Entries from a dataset
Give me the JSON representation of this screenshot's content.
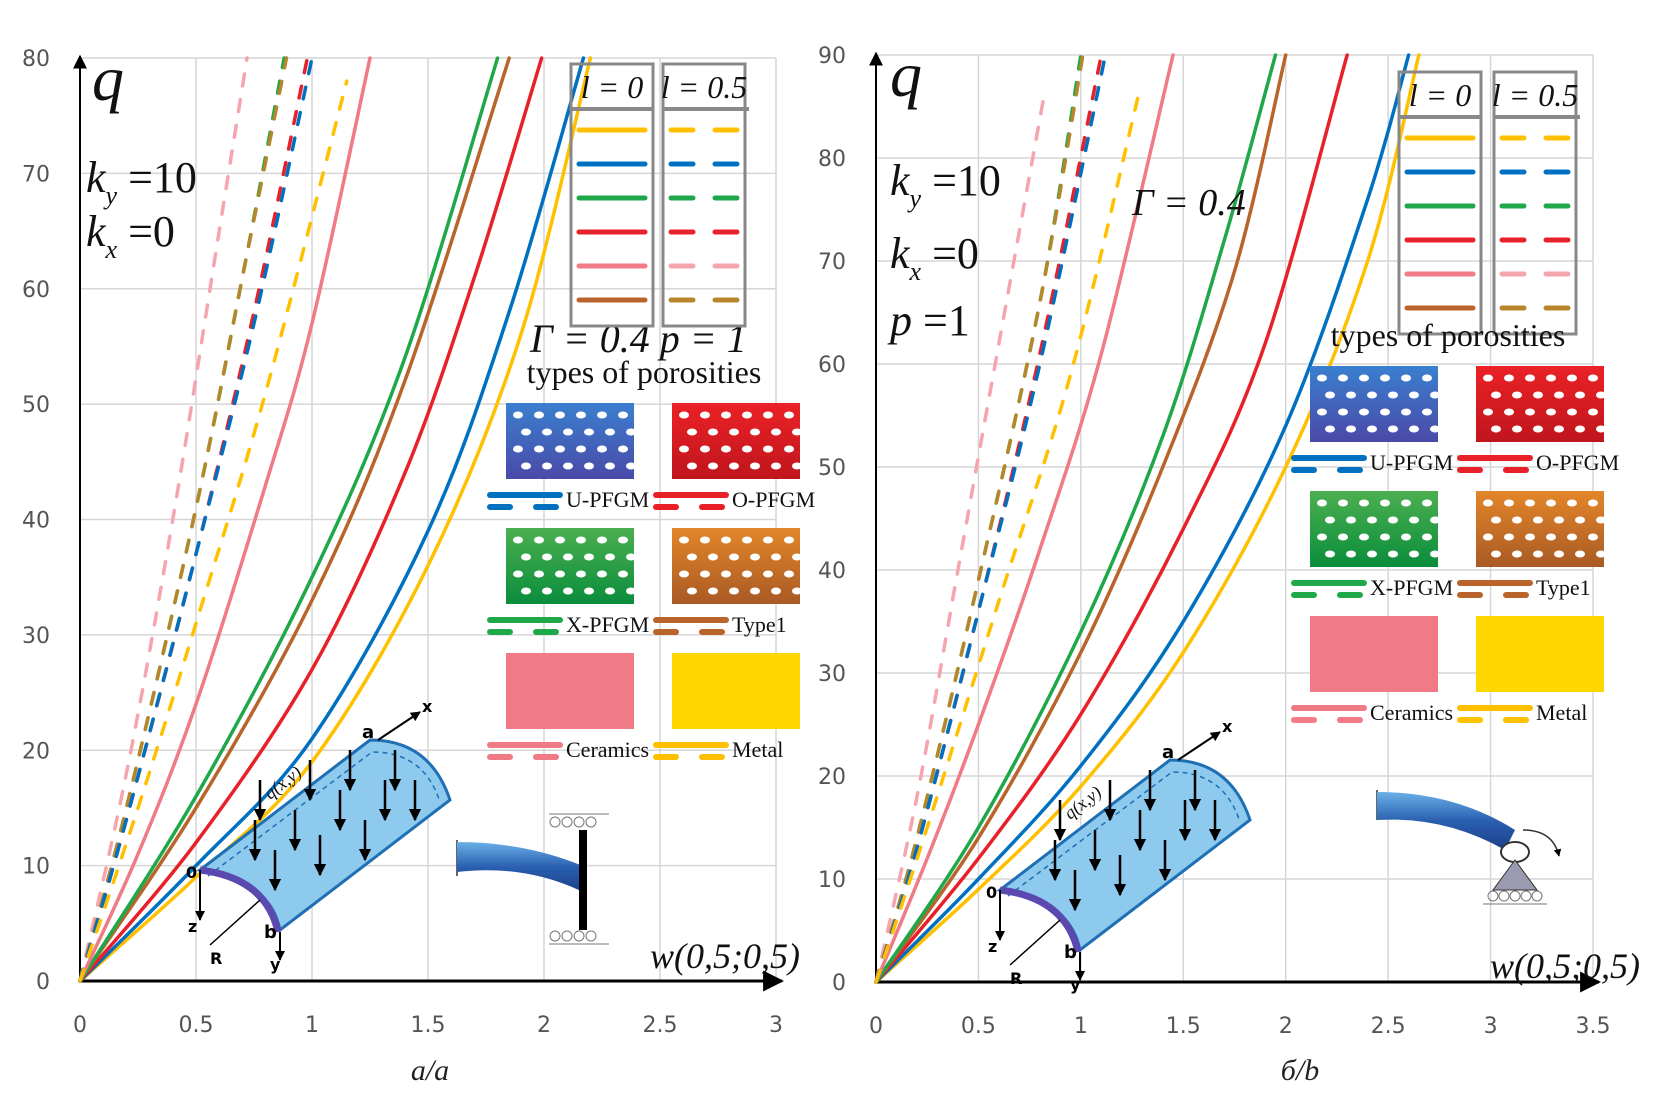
{
  "figure": {
    "captions": [
      "a/a",
      "б/b"
    ]
  },
  "legend_common": {
    "solid_header": "l = 0",
    "dashed_header": "l = 0.5",
    "types_title": "types of porosities",
    "types": [
      {
        "name": "U-PFGM",
        "color": "#0070C0",
        "swatch": [
          "#3a7fcf",
          "#4a4aa8"
        ]
      },
      {
        "name": "O-PFGM",
        "color": "#E8202A",
        "swatch": [
          "#ea2226",
          "#c0151d"
        ]
      },
      {
        "name": "X-PFGM",
        "color": "#1FA84A",
        "swatch": [
          "#4caf50",
          "#0a8d3c"
        ]
      },
      {
        "name": "Type1",
        "color": "#B8642A",
        "swatch": [
          "#e3862a",
          "#a95a24"
        ]
      },
      {
        "name": "Ceramics",
        "color": "#F07A86",
        "swatch": [
          "#f07a86",
          "#f07a86"
        ]
      },
      {
        "name": "Metal",
        "color": "#FFC000",
        "swatch": [
          "#ffd700",
          "#ffd700"
        ]
      }
    ],
    "legend_order": [
      {
        "series": "Metal",
        "solid": "#FFC000",
        "dashed": "#FFC000"
      },
      {
        "series": "U-PFGM",
        "solid": "#0070C0",
        "dashed": "#0070C0"
      },
      {
        "series": "X-PFGM",
        "solid": "#1FA84A",
        "dashed": "#1FA84A"
      },
      {
        "series": "O-PFGM",
        "solid": "#E8202A",
        "dashed": "#E8202A"
      },
      {
        "series": "Ceramics",
        "solid": "#F07A86",
        "dashed": "#F4A5AE"
      },
      {
        "series": "Type1",
        "solid": "#B8642A",
        "dashed": "#B8862A"
      }
    ],
    "diagram_labels": {
      "a": "a",
      "x": "x",
      "o": "0",
      "z": "z",
      "R": "R",
      "b": "b",
      "y": "y",
      "load": "q(x,y)"
    }
  },
  "chart_data": [
    {
      "type": "line",
      "title": "",
      "xlabel": "w(0,5;0,5)",
      "ylabel": "q",
      "xlim": [
        0,
        3
      ],
      "ylim": [
        0,
        80
      ],
      "xticks": [
        "0",
        "0.5",
        "1",
        "1.5",
        "2",
        "2.5",
        "3"
      ],
      "yticks": [
        "0",
        "10",
        "20",
        "30",
        "40",
        "50",
        "60",
        "70",
        "80"
      ],
      "grid": true,
      "annotations": [
        "k_y = 10",
        "k_x = 0",
        "Γ = 0.4",
        "p = 1"
      ],
      "legend_placement": "top-right",
      "support": "clamped-sliding",
      "series": [
        {
          "name": "Metal, l=0",
          "style": "solid",
          "color": "#FFC000",
          "x": [
            0,
            0.5,
            1.0,
            1.5,
            1.9,
            2.2
          ],
          "y": [
            0,
            9,
            19,
            36,
            56,
            80
          ]
        },
        {
          "name": "U-PFGM, l=0",
          "style": "solid",
          "color": "#0070C0",
          "x": [
            0,
            0.5,
            1.0,
            1.5,
            1.85,
            2.17
          ],
          "y": [
            0,
            10,
            21,
            39,
            58,
            80
          ]
        },
        {
          "name": "O-PFGM, l=0",
          "style": "solid",
          "color": "#E8202A",
          "x": [
            0,
            0.5,
            1.0,
            1.4,
            1.7,
            1.99
          ],
          "y": [
            0,
            12,
            27,
            44,
            61,
            80
          ]
        },
        {
          "name": "Type1, l=0",
          "style": "solid",
          "color": "#B8642A",
          "x": [
            0,
            0.5,
            1.0,
            1.4,
            1.85
          ],
          "y": [
            0,
            15,
            33,
            52,
            80
          ]
        },
        {
          "name": "X-PFGM, l=0",
          "style": "solid",
          "color": "#1FA84A",
          "x": [
            0,
            0.5,
            1.0,
            1.4,
            1.8
          ],
          "y": [
            0,
            16,
            35,
            54,
            80
          ]
        },
        {
          "name": "Ceramics, l=0",
          "style": "solid",
          "color": "#F07A86",
          "x": [
            0,
            0.25,
            0.5,
            0.8,
            1.0,
            1.25
          ],
          "y": [
            0,
            11,
            24,
            43,
            57,
            80
          ]
        },
        {
          "name": "Ceramics, l=0.5",
          "style": "dashed",
          "color": "#F4A5AE",
          "x": [
            0,
            0.2,
            0.4,
            0.6,
            0.72
          ],
          "y": [
            0,
            18,
            40,
            65,
            80
          ]
        },
        {
          "name": "X-PFGM, l=0.5",
          "style": "dashed",
          "color": "#1FA84A",
          "x": [
            0,
            0.2,
            0.5,
            0.7,
            0.88
          ],
          "y": [
            0,
            15,
            41,
            61,
            80
          ]
        },
        {
          "name": "Type1, l=0.5",
          "style": "dashed",
          "color": "#B8862A",
          "x": [
            0,
            0.2,
            0.5,
            0.7,
            0.89
          ],
          "y": [
            0,
            15,
            41,
            61,
            80
          ]
        },
        {
          "name": "O-PFGM, l=0.5",
          "style": "dashed",
          "color": "#E8202A",
          "x": [
            0,
            0.2,
            0.5,
            0.75,
            0.98
          ],
          "y": [
            0,
            14,
            37,
            58,
            80
          ]
        },
        {
          "name": "U-PFGM, l=0.5",
          "style": "dashed",
          "color": "#0070C0",
          "x": [
            0,
            0.2,
            0.5,
            0.75,
            1.0
          ],
          "y": [
            0,
            14,
            37,
            57,
            80
          ]
        },
        {
          "name": "Metal, l=0.5",
          "style": "dashed",
          "color": "#FFC000",
          "x": [
            0,
            0.25,
            0.5,
            0.8,
            1.15
          ],
          "y": [
            0,
            15,
            31,
            51,
            78
          ]
        }
      ]
    },
    {
      "type": "line",
      "title": "",
      "xlabel": "w(0,5;0,5)",
      "ylabel": "q",
      "xlim": [
        0,
        3.5
      ],
      "ylim": [
        0,
        90
      ],
      "xticks": [
        "0",
        "0.5",
        "1",
        "1.5",
        "2",
        "2.5",
        "3",
        "3.5"
      ],
      "yticks": [
        "0",
        "10",
        "20",
        "30",
        "40",
        "50",
        "60",
        "70",
        "80",
        "90"
      ],
      "grid": true,
      "annotations": [
        "k_y = 10",
        "k_x = 0",
        "p = 1",
        "Γ = 0.4"
      ],
      "legend_placement": "top-right",
      "support": "hinged-sliding",
      "series": [
        {
          "name": "Metal, l=0",
          "style": "solid",
          "color": "#FFC000",
          "x": [
            0,
            0.5,
            1.0,
            1.5,
            2.0,
            2.4,
            2.65
          ],
          "y": [
            0,
            9,
            19,
            32,
            50,
            70,
            90
          ]
        },
        {
          "name": "U-PFGM, l=0",
          "style": "solid",
          "color": "#0070C0",
          "x": [
            0,
            0.5,
            1.0,
            1.5,
            2.0,
            2.4,
            2.6
          ],
          "y": [
            0,
            10,
            21,
            35,
            54,
            76,
            90
          ]
        },
        {
          "name": "O-PFGM, l=0",
          "style": "solid",
          "color": "#E8202A",
          "x": [
            0,
            0.5,
            1.0,
            1.5,
            1.9,
            2.3
          ],
          "y": [
            0,
            12,
            26,
            44,
            62,
            90
          ]
        },
        {
          "name": "Type1, l=0",
          "style": "solid",
          "color": "#B8642A",
          "x": [
            0,
            0.5,
            1.0,
            1.4,
            1.75,
            2.0
          ],
          "y": [
            0,
            14,
            32,
            50,
            69,
            90
          ]
        },
        {
          "name": "X-PFGM, l=0",
          "style": "solid",
          "color": "#1FA84A",
          "x": [
            0,
            0.5,
            1.0,
            1.4,
            1.7,
            1.95
          ],
          "y": [
            0,
            15,
            34,
            53,
            72,
            90
          ]
        },
        {
          "name": "Ceramics, l=0",
          "style": "solid",
          "color": "#F07A86",
          "x": [
            0,
            0.25,
            0.5,
            0.8,
            1.1,
            1.45
          ],
          "y": [
            0,
            12,
            25,
            42,
            61,
            90
          ]
        },
        {
          "name": "Ceramics, l=0.5",
          "style": "dashed",
          "color": "#F4A5AE",
          "x": [
            0,
            0.2,
            0.4,
            0.6,
            0.82
          ],
          "y": [
            0,
            18,
            40,
            62,
            86
          ]
        },
        {
          "name": "X-PFGM, l=0.5",
          "style": "dashed",
          "color": "#1FA84A",
          "x": [
            0,
            0.2,
            0.5,
            0.8,
            1.0
          ],
          "y": [
            0,
            14,
            39,
            66,
            90
          ]
        },
        {
          "name": "Type1, l=0.5",
          "style": "dashed",
          "color": "#B8862A",
          "x": [
            0,
            0.2,
            0.5,
            0.8,
            1.01
          ],
          "y": [
            0,
            14,
            39,
            66,
            90
          ]
        },
        {
          "name": "O-PFGM, l=0.5",
          "style": "dashed",
          "color": "#E8202A",
          "x": [
            0,
            0.2,
            0.5,
            0.8,
            1.1
          ],
          "y": [
            0,
            13,
            36,
            61,
            90
          ]
        },
        {
          "name": "U-PFGM, l=0.5",
          "style": "dashed",
          "color": "#0070C0",
          "x": [
            0,
            0.2,
            0.5,
            0.8,
            1.12
          ],
          "y": [
            0,
            13,
            36,
            60,
            90
          ]
        },
        {
          "name": "Metal, l=0.5",
          "style": "dashed",
          "color": "#FFC000",
          "x": [
            0,
            0.25,
            0.6,
            0.95,
            1.28
          ],
          "y": [
            0,
            15,
            37,
            59,
            86
          ]
        }
      ]
    }
  ]
}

# AIM
Scan the material line by line and report each one that contains "series".

# RESPONSE TO THIS EXERCISE
        "series": "Metal",
        "series": "U-PFGM",
        "series": "X-PFGM",
        "series": "O-PFGM",
        "series": "Ceramics",
        "series": "Type1",
      "series": [
      "series": [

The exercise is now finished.